DATASET RECORDS:
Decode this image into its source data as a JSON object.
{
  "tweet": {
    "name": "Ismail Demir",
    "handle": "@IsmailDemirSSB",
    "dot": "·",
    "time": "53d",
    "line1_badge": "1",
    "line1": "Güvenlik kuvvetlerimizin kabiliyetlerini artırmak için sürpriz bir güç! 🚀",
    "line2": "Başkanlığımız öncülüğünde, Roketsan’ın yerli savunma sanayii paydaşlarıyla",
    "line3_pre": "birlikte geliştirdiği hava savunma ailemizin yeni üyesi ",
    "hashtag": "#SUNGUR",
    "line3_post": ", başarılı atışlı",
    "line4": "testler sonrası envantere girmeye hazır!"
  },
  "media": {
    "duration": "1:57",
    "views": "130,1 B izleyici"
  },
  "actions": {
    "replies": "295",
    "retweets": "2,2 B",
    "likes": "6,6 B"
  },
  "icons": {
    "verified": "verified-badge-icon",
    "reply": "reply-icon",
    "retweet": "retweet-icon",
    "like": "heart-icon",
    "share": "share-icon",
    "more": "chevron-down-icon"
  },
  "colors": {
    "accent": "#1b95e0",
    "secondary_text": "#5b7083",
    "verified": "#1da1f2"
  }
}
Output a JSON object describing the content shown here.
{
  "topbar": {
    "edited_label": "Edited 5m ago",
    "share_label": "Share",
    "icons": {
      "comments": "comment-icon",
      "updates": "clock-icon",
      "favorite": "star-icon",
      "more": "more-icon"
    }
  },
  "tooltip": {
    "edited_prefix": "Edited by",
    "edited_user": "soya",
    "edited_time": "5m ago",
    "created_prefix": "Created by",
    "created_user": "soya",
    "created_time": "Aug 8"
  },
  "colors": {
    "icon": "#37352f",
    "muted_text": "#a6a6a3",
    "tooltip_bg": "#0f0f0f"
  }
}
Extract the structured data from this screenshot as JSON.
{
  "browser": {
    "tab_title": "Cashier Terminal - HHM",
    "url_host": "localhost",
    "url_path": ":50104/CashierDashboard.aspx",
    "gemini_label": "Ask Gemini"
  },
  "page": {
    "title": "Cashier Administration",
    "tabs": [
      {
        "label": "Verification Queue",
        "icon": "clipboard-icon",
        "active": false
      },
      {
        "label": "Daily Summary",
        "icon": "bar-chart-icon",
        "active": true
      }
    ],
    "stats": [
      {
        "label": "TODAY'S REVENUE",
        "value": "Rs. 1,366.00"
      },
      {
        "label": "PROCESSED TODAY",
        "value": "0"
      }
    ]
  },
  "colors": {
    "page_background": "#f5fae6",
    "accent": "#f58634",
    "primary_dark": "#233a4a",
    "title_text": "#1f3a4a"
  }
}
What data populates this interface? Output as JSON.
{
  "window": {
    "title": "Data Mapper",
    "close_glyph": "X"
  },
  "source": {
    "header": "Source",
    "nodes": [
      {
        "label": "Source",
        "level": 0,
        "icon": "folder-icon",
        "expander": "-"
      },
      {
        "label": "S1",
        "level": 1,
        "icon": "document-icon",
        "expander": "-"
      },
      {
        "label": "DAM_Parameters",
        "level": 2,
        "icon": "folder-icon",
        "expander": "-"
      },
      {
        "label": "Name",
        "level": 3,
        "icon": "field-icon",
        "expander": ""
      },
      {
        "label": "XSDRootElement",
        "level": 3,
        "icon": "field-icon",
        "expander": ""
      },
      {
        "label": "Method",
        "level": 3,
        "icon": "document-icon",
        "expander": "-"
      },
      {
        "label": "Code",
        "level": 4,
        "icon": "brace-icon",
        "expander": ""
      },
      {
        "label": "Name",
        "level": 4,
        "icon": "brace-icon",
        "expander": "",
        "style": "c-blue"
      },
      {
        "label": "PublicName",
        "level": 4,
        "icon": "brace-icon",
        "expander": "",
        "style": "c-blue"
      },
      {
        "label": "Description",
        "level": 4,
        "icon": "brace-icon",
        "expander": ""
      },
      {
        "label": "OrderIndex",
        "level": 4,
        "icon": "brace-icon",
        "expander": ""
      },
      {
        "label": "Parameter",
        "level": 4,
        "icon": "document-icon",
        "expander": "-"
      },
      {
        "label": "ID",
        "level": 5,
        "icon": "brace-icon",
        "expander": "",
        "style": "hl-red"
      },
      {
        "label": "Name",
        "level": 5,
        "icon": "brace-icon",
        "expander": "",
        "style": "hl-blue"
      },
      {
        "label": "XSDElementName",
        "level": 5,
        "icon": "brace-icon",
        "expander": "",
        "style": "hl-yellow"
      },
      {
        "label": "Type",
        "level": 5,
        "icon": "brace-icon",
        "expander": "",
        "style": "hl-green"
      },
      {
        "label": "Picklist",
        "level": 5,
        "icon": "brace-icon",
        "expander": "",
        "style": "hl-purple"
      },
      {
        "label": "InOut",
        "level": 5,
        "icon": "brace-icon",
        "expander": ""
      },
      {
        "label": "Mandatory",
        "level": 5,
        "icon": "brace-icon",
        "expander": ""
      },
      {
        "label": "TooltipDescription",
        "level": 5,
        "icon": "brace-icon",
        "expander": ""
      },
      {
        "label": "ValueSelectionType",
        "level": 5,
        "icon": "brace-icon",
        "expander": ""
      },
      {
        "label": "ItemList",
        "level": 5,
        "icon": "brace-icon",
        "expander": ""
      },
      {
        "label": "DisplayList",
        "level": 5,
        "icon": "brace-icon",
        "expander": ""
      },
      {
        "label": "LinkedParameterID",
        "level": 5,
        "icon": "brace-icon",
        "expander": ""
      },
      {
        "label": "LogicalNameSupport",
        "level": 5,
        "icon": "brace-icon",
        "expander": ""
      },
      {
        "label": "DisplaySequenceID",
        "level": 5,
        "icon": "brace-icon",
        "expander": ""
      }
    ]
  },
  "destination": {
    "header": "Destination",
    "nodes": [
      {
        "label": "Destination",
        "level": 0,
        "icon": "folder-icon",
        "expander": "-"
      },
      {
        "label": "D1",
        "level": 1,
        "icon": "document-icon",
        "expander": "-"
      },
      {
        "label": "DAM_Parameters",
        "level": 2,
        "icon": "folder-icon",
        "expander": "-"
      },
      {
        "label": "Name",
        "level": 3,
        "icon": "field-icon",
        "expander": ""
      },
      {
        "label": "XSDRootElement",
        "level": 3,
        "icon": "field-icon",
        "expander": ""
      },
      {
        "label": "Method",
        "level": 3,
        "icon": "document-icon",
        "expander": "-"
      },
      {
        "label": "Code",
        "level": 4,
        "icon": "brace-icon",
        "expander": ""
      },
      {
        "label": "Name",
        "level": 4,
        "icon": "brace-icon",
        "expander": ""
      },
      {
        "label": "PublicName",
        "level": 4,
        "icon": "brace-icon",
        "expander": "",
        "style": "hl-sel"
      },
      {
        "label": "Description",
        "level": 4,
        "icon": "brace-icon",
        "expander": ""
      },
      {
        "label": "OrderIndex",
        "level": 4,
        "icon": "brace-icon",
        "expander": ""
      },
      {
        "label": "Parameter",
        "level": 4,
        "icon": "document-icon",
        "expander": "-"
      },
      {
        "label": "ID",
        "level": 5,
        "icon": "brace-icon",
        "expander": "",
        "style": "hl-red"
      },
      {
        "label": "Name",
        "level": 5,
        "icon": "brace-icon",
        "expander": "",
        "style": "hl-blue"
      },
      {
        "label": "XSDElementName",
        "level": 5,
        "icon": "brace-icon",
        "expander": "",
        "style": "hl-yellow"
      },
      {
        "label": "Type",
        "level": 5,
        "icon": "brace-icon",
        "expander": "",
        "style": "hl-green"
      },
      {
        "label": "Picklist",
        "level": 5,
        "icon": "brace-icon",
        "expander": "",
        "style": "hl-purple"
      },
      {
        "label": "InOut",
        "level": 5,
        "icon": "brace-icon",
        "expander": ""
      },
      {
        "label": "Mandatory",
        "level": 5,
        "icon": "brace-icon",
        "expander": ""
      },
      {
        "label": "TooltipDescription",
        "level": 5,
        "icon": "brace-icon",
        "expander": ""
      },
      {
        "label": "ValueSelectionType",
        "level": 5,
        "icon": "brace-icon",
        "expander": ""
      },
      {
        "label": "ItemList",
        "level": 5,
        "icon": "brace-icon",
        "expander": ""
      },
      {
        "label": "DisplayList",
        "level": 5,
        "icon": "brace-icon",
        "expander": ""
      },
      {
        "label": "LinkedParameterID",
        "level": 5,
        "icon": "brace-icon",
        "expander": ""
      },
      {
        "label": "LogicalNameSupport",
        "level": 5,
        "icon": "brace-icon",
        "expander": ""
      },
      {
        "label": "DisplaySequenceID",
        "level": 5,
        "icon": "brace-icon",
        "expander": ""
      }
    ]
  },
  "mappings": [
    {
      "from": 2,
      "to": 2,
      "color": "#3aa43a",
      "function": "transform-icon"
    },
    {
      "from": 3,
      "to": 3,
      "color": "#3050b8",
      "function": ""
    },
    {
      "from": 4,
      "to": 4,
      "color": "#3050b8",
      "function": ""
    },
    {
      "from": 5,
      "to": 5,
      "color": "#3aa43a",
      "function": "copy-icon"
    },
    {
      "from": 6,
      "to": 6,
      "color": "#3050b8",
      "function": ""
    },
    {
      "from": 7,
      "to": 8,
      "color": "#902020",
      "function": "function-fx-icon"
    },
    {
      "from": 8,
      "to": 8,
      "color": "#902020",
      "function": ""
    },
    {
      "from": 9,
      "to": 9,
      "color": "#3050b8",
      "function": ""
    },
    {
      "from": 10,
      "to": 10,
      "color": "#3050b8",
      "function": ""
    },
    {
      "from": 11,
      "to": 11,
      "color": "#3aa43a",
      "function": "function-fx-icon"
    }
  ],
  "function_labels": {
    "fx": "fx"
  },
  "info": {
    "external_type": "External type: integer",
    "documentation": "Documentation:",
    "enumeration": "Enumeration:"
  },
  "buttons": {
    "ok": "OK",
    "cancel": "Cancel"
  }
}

PROBLEM TO SOLVE:
Among the entries above, identify all lines with "object" and copy them.

EXPECTED ANSWER:
Decode this image into its source data as a JSON object.
Output a JSON object describing the content shown here.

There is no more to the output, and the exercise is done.